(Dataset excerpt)
===============

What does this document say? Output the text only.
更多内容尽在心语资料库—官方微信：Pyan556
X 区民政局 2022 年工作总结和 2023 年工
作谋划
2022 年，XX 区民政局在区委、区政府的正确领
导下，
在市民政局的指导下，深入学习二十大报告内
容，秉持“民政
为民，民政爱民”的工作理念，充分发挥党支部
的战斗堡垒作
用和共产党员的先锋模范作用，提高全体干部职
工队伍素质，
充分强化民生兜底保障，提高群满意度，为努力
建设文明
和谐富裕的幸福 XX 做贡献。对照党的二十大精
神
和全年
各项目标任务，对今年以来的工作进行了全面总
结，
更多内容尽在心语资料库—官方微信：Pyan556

===============

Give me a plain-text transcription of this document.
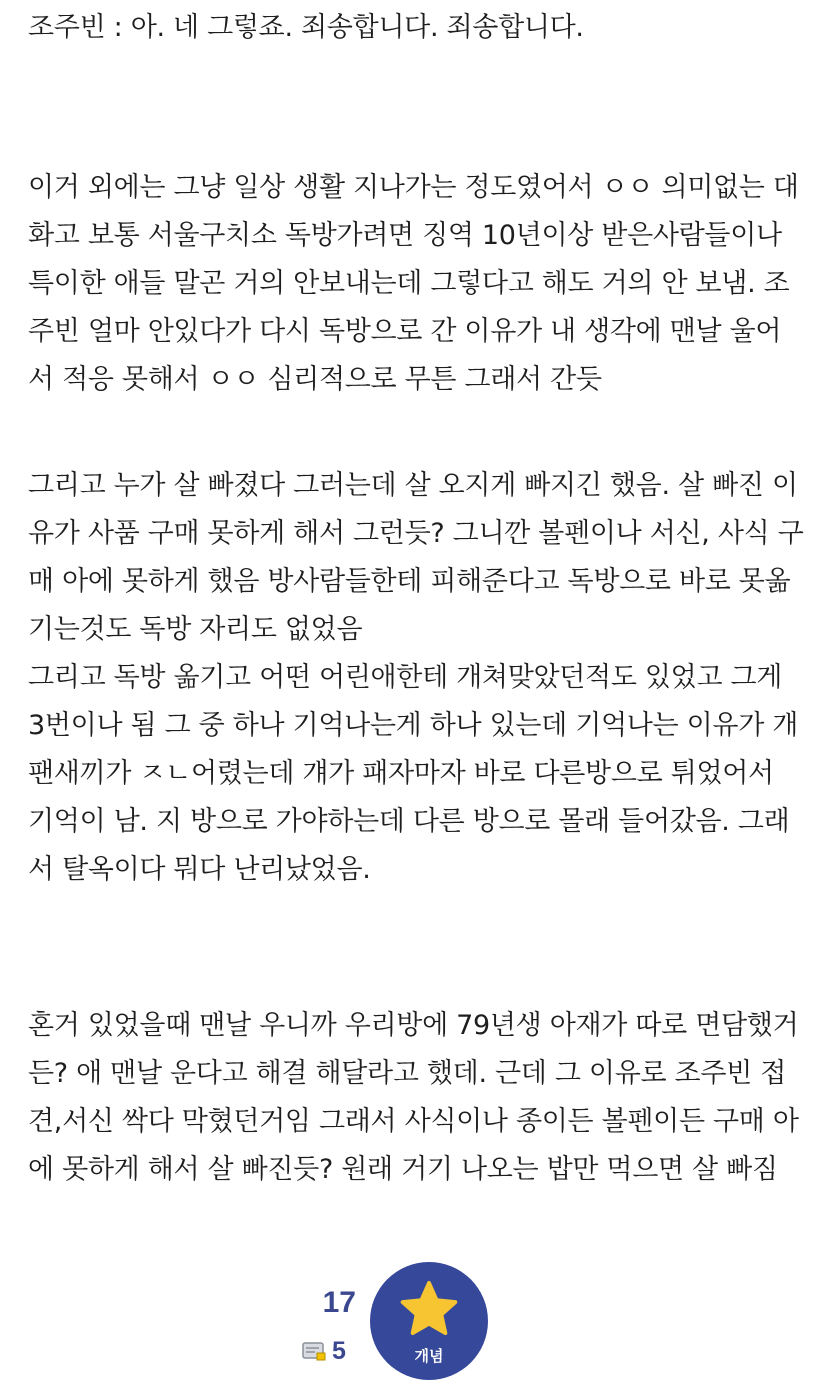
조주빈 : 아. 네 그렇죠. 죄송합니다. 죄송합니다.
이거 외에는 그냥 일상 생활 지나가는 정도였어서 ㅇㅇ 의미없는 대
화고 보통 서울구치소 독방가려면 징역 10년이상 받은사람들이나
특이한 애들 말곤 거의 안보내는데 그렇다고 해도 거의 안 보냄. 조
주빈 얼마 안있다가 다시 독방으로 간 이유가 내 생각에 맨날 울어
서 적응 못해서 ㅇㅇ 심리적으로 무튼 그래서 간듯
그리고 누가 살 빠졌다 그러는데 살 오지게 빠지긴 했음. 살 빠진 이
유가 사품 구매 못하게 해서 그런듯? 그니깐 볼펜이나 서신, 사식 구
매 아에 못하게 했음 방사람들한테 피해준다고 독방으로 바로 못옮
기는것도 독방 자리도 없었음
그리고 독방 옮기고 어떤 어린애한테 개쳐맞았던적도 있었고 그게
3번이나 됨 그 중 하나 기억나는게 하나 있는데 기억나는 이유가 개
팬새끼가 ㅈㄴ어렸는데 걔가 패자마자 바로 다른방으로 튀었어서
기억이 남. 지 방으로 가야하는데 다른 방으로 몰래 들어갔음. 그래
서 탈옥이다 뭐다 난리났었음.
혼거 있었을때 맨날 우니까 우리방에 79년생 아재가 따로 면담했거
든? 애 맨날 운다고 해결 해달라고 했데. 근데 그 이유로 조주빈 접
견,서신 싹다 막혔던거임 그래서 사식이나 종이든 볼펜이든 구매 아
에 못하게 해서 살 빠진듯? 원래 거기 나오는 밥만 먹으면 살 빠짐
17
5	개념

===============

__DIRECTION__
Where a line of the data holds "this", show that line.

__EXPECTED OUTPUT__
What does this document say? Output the text only.
Give me a plain-text transcription of this document.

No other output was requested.